> [Task brief]
Give the number of lines containing the word "text" and nothing more.

** START OF Provided data **

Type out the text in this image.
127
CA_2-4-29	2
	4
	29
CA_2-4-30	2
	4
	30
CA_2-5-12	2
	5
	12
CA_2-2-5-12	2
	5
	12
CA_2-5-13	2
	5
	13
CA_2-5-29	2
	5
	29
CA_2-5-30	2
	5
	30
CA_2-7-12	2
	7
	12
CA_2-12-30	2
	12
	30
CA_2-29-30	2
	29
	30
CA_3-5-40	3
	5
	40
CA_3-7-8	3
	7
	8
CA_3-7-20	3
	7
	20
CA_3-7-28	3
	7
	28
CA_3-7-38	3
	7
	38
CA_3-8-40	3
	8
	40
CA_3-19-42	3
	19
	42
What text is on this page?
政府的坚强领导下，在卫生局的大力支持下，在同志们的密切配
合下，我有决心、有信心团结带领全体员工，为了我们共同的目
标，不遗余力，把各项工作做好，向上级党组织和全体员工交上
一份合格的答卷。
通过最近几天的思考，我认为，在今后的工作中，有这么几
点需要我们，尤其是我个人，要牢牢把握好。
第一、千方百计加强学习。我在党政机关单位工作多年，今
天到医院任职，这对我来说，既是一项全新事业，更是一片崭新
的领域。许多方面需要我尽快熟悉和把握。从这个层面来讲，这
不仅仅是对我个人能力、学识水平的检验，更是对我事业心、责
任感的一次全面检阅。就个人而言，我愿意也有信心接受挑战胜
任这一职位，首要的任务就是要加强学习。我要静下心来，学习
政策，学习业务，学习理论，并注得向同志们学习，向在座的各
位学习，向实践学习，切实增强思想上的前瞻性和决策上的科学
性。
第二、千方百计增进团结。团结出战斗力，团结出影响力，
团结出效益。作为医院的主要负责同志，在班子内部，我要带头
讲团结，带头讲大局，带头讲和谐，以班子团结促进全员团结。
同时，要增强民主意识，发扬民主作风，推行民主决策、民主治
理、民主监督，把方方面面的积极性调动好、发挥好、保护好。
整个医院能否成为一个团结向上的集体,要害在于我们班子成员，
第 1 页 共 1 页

** END OF Provided data **

> [Solution for this problem]
2